Your task ->
All entries below need to be written out exactly, but without their pictures.

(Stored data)

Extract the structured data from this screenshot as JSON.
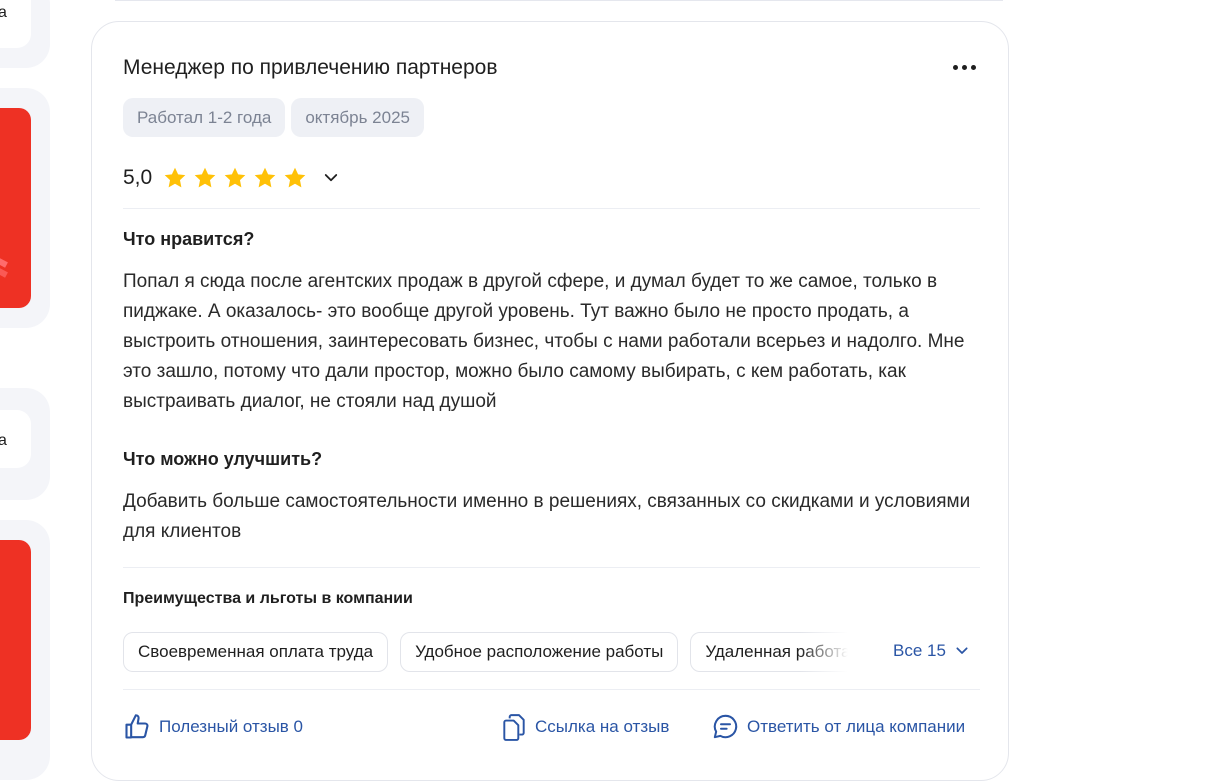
{
  "left_column": {
    "char_top": "а",
    "char_mid": "а"
  },
  "review": {
    "title": "Менеджер по привлечению партнеров",
    "tags": [
      "Работал 1-2 года",
      "октябрь 2025"
    ],
    "rating": {
      "score": "5,0",
      "stars": 5,
      "max": 5
    },
    "likes_title": "Что нравится?",
    "likes_text": "Попал я сюда после агентских продаж в другой сфере, и думал будет то же самое, только в пиджаке. А оказалось- это вообще другой уровень. Тут важно было не просто продать, а выстроить отношения, заинтересовать бизнес, чтобы с нами работали всерьез и надолго. Мне это зашло, потому что дали простор, можно было самому выбирать, с кем работать, как выстраивать диалог, не стояли над душой",
    "improve_title": "Что можно улучшить?",
    "improve_text": "Добавить больше самостоятельности именно в решениях, связанных со скидками и условиями для клиентов",
    "benefits": {
      "title": "Преимущества и льготы в компании",
      "chips": [
        "Своевременная оплата труда",
        "Удобное расположение работы",
        "Удаленная работа"
      ],
      "all_label": "Все 15"
    },
    "actions": {
      "helpful": "Полезный отзыв 0",
      "link": "Ссылка на отзыв",
      "reply": "Ответить от лица компании"
    }
  },
  "colors": {
    "accent": "#2a55a5",
    "star": "#ffc107",
    "banner": "#ee3124",
    "tag_bg": "#eef0f5"
  }
}
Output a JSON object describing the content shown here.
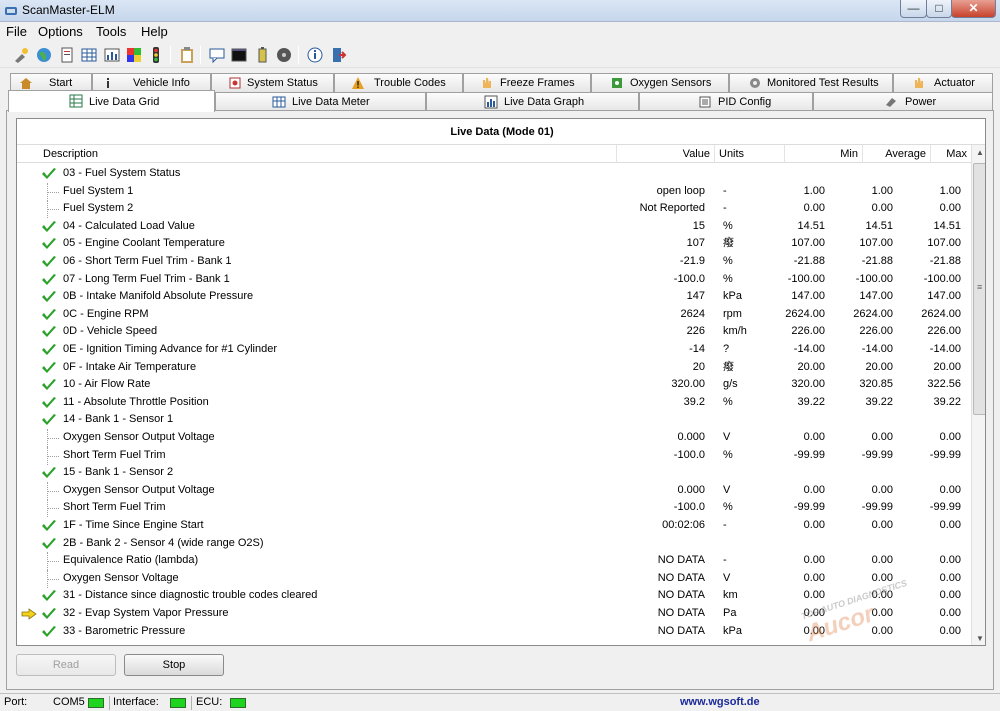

Task output ->
Extract the structured data from this screenshot as JSON.
{
  "left_column": {
    "char_top": "а",
    "char_mid": "а"
  },
  "review": {
    "title": "Менеджер по привлечению партнеров",
    "tags": [
      "Работал 1-2 года",
      "октябрь 2025"
    ],
    "rating": {
      "score": "5,0",
      "stars": 5,
      "max": 5
    },
    "likes_title": "Что нравится?",
    "likes_text": "Попал я сюда после агентских продаж в другой сфере, и думал будет то же самое, только в пиджаке. А оказалось- это вообще другой уровень. Тут важно было не просто продать, а выстроить отношения, заинтересовать бизнес, чтобы с нами работали всерьез и надолго. Мне это зашло, потому что дали простор, можно было самому выбирать, с кем работать, как выстраивать диалог, не стояли над душой",
    "improve_title": "Что можно улучшить?",
    "improve_text": "Добавить больше самостоятельности именно в решениях, связанных со скидками и условиями для клиентов",
    "benefits": {
      "title": "Преимущества и льготы в компании",
      "chips": [
        "Своевременная оплата труда",
        "Удобное расположение работы",
        "Удаленная работа"
      ],
      "all_label": "Все 15"
    },
    "actions": {
      "helpful": "Полезный отзыв 0",
      "link": "Ссылка на отзыв",
      "reply": "Ответить от лица компании"
    }
  },
  "colors": {
    "accent": "#2a55a5",
    "star": "#ffc107",
    "banner": "#ee3124",
    "tag_bg": "#eef0f5"
  }
}
Output a JSON object describing the content shown here.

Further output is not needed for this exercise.